## The input:
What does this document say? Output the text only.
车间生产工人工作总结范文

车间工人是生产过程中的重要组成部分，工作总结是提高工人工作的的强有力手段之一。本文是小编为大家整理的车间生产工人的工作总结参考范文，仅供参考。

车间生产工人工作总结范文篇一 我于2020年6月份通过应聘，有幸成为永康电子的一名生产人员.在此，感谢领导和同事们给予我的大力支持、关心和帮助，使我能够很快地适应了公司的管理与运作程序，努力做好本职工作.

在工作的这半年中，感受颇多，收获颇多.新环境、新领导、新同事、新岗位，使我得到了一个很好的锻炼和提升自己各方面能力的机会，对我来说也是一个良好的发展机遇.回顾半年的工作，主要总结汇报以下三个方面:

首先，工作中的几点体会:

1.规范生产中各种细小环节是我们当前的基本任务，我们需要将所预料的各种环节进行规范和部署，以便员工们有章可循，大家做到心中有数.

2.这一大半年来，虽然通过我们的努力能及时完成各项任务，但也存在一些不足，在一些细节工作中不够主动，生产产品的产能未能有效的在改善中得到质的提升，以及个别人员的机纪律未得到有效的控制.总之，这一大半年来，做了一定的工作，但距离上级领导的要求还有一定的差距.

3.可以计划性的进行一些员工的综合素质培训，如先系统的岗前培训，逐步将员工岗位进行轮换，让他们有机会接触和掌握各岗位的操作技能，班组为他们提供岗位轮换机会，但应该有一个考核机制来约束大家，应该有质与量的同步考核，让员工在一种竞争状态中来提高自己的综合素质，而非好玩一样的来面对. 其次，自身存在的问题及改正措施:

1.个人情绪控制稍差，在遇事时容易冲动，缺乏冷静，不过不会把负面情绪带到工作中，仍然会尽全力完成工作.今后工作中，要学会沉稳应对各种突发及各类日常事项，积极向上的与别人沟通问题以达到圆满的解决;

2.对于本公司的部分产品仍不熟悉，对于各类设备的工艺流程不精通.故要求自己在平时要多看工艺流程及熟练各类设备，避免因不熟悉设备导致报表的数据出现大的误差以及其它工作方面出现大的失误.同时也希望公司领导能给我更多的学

## What to work on:
Type out all of the material again, word for word.

## Output:
What does this document say? Output the text only.
车间生产工人工作总结范文

车间工人是生产过程中的重要组成部分，工作总结是提高工人工作的的强有力手段之一。本文是小编为大家整理的车间生产工人的工作总结参考范文，仅供参考。

车间生产工人工作总结范文篇一 我于2020年6月份通过应聘，有幸成为永康电子的一名生产人员.在此，感谢领导和同事们给予我的大力支持、关心和帮助，使我能够很快地适应了公司的管理与运作程序，努力做好本职工作.

在工作的这半年中，感受颇多，收获颇多.新环境、新领导、新同事、新岗位，使我得到了一个很好的锻炼和提升自己各方面能力的机会，对我来说也是一个良好的发展机遇.回顾半年的工作，主要总结汇报以下三个方面:

首先，工作中的几点体会:

1.规范生产中各种细小环节是我们当前的基本任务，我们需要将所预料的各种环节进行规范和部署，以便员工们有章可循，大家做到心中有数.

2.这一大半年来，虽然通过我们的努力能及时完成各项任务，但也存在一些不足，在一些细节工作中不够主动，生产产品的产能未能有效的在改善中得到质的提升，以及个别人员的机纪律未得到有效的控制.总之，这一大半年来，做了一定的工作，但距离上级领导的要求还有一定的差距.

3.可以计划性的进行一些员工的综合素质培训，如先系统的岗前培训，逐步将员工岗位进行轮换，让他们有机会接触和掌握各岗位的操作技能，班组为他们提供岗位轮换机会，但应该有一个考核机制来约束大家，应该有质与量的同步考核，让员工在一种竞争状态中来提高自己的综合素质，而非好玩一样的来面对. 其次，自身存在的问题及改正措施:

1.个人情绪控制稍差，在遇事时容易冲动，缺乏冷静，不过不会把负面情绪带到工作中，仍然会尽全力完成工作.今后工作中，要学会沉稳应对各种突发及各类日常事项，积极向上的与别人沟通问题以达到圆满的解决;

2.对于本公司的部分产品仍不熟悉，对于各类设备的工艺流程不精通.故要求自己在平时要多看工艺流程及熟练各类设备，避免因不熟悉设备导致报表的数据出现大的误差以及其它工作方面出现大的失误.同时也希望公司领导能给我更多的学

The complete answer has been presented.